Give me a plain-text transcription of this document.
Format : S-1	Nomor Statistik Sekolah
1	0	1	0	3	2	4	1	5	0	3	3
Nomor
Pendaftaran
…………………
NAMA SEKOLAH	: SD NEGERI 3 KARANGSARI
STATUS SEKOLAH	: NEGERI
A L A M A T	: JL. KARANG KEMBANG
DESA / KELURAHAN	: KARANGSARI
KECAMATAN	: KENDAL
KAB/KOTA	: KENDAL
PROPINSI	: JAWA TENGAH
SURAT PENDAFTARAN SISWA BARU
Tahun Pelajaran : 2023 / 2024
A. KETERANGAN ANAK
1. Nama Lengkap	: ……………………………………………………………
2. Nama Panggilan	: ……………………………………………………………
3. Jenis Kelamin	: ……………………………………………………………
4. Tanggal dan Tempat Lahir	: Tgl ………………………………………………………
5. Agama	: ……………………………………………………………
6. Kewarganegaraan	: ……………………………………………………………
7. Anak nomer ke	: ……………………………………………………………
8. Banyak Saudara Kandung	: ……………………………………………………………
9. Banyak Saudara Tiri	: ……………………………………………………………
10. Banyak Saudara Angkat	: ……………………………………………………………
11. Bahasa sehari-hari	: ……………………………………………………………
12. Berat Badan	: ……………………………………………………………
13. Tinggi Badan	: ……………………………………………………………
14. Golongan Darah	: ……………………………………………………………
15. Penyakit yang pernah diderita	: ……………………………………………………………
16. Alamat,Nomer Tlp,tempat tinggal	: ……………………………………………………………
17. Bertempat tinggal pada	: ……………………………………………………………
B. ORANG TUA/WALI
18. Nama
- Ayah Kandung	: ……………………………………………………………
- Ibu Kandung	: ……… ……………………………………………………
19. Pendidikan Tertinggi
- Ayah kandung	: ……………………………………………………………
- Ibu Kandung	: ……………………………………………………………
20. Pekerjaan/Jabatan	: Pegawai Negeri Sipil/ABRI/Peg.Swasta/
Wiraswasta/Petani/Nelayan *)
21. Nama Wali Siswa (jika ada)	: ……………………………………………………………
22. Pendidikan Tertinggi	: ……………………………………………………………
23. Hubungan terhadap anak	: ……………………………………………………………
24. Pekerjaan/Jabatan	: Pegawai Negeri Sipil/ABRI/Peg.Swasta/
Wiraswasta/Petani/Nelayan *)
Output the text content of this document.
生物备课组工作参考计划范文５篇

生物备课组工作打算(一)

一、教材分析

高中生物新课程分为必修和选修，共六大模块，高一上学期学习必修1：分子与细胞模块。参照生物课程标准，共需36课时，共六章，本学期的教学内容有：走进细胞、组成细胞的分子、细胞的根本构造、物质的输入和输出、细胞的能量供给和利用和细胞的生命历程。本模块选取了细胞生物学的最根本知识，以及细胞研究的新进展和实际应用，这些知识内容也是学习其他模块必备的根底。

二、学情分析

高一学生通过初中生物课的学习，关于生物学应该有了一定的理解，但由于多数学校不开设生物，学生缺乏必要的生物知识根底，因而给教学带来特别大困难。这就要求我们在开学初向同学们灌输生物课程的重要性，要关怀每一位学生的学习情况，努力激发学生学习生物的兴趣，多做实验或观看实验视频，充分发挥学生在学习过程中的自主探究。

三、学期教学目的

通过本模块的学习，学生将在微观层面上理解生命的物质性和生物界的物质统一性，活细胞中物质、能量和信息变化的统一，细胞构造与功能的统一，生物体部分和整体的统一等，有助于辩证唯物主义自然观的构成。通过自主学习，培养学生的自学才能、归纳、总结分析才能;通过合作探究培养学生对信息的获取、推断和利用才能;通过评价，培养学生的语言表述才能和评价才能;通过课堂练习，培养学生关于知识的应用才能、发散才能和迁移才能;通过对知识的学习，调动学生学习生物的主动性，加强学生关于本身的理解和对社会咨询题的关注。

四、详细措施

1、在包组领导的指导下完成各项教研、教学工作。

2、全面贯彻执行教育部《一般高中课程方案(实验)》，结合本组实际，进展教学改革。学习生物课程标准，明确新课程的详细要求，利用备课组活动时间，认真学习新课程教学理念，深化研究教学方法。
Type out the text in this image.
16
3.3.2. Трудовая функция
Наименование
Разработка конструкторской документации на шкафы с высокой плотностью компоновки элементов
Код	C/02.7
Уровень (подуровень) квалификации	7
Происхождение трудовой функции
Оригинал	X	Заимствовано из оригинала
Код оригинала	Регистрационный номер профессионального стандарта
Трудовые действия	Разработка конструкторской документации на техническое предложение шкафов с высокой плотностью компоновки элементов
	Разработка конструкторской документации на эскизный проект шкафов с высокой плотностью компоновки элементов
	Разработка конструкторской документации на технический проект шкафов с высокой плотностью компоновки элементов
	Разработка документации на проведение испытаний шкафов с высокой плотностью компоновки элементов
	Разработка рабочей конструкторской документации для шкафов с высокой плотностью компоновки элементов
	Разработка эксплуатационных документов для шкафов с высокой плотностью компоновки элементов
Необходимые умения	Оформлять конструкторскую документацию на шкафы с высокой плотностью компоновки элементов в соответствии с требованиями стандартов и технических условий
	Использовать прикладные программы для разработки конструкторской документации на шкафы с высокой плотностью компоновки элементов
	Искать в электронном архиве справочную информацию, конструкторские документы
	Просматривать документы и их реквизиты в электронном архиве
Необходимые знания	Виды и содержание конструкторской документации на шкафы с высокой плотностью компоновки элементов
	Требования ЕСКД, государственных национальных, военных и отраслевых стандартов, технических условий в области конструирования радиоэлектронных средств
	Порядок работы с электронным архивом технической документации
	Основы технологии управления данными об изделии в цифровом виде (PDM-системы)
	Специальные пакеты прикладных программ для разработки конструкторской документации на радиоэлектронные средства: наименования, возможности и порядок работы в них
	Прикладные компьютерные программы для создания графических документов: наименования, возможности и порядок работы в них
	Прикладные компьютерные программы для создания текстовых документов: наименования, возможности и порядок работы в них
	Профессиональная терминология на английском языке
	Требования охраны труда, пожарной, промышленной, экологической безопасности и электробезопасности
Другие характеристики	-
____
Extract, from the listing above, every line where the string "Разработка" occurs.

Finished answer:
Разработка конструкторской документации на шкафы с высокой плотностью компоновки элементов
Трудовые действия	Разработка конструкторской документации на техническое предложение шкафов с высокой плотностью компоновки элементов
	Разработка конструкторской документации на эскизный проект шкафов с высокой плотностью компоновки элементов
	Разработка конструкторской документации на технический проект шкафов с высокой плотностью компоновки элементов
	Разработка документации на проведение испытаний шкафов с высокой плотностью компоновки элементов
	Разработка рабочей конструкторской документации для шкафов с высокой плотностью компоновки элементов
	Разработка эксплуатационных документов для шкафов с высокой плотностью компоновки элементов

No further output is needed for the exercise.